#### WRITTEN TASK:
Are you able to quote each entry exactly as written?

#### GIVEN ENTRIES:

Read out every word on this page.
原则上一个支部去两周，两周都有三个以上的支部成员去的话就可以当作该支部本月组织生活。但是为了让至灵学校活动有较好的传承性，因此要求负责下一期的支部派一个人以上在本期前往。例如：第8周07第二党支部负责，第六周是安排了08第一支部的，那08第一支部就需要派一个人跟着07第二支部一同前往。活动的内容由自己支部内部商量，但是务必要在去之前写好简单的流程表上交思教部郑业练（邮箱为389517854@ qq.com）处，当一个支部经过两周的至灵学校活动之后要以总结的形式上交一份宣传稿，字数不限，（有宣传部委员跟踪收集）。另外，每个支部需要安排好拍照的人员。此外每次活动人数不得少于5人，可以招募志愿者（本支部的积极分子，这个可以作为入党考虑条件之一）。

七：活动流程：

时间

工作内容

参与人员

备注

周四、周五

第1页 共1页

#### ANSWER TO THIS EXERCISE:
Read out every word on this page.
原则上一个支部去两周，两周都有三个以上的支部成员去的话就可以当作该支部本月组织生活。但是为了让至灵学校活动有较好的传承性，因此要求负责下一期的支部派一个人以上在本期前往。例如：第8周07第二党支部负责，第六周是安排了08第一支部的，那08第一支部就需要派一个人跟着07第二支部一同前往。活动的内容由自己支部内部商量，但是务必要在去之前写好简单的流程表上交思教部郑业练（邮箱为389517854@ qq.com）处，当一个支部经过两周的至灵学校活动之后要以总结的形式上交一份宣传稿，字数不限，（有宣传部委员跟踪收集）。另外，每个支部需要安排好拍照的人员。此外每次活动人数不得少于5人，可以招募志愿者（本支部的积极分子，这个可以作为入党考虑条件之一）。

七：活动流程：

时间

工作内容

参与人员

备注

周四、周五

第1页 共1页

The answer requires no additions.